Below are records. Copy every line with "JSON" in it.
----------
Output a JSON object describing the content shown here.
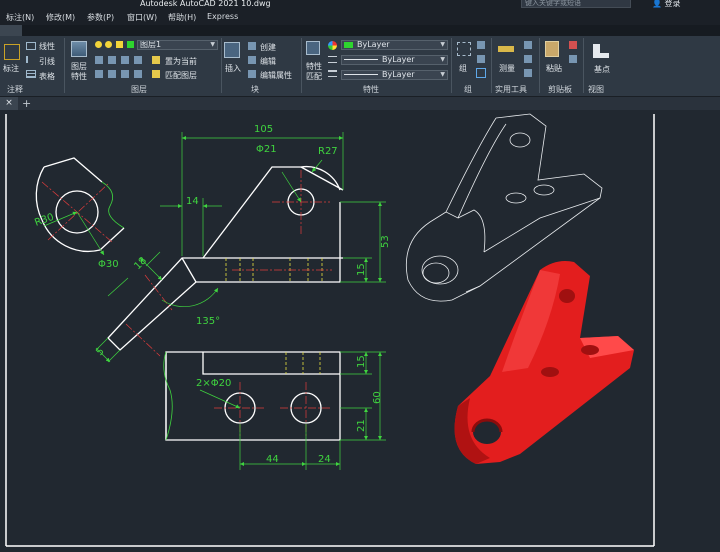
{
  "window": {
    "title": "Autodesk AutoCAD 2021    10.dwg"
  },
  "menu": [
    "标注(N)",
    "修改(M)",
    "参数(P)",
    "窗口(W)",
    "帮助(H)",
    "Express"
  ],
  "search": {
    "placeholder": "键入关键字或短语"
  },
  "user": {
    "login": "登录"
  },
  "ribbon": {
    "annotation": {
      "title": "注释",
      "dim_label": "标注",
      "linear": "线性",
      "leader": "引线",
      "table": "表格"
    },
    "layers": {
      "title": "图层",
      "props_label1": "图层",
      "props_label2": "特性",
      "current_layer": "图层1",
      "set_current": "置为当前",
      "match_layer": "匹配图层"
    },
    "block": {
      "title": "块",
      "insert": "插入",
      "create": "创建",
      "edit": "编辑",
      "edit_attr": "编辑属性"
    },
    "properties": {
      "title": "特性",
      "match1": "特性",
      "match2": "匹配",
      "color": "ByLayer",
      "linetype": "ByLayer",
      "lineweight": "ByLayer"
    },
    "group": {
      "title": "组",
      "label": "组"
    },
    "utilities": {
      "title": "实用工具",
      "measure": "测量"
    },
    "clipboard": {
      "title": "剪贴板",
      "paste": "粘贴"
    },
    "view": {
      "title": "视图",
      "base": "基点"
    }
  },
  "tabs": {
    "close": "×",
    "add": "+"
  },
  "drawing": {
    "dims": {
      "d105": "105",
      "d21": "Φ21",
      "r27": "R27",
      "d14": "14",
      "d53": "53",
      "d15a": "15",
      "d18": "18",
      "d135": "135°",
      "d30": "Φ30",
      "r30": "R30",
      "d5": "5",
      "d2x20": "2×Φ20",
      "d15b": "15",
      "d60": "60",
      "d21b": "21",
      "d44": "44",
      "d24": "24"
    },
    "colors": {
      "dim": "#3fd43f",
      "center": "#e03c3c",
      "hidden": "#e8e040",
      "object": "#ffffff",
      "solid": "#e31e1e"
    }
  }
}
----------
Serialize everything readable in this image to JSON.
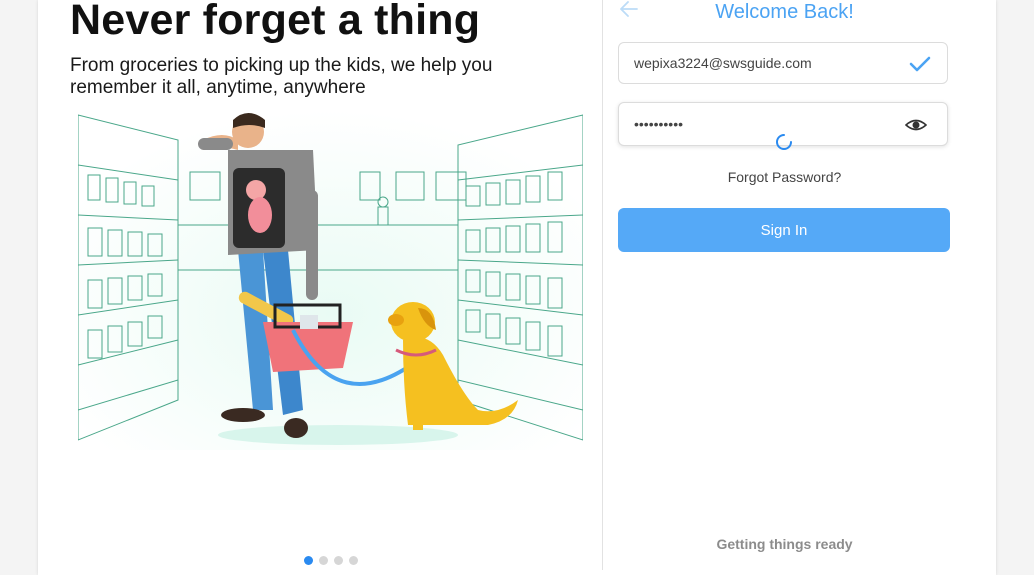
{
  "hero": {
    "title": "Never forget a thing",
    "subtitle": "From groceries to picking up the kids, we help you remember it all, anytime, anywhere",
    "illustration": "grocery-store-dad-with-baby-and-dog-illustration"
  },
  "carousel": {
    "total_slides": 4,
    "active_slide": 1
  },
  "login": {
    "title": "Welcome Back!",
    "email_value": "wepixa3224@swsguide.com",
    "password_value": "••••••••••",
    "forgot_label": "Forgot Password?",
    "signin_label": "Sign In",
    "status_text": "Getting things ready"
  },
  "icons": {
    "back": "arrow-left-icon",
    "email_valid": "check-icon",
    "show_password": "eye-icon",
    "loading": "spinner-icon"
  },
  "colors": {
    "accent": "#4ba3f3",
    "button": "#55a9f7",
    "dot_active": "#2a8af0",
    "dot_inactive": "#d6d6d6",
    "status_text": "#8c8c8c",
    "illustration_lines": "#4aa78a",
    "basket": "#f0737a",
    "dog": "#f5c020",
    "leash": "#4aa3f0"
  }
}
----------
▶ Answer for this exercise
Output a JSON object describing the content shown here.
Serialize everything readable in this image to JSON.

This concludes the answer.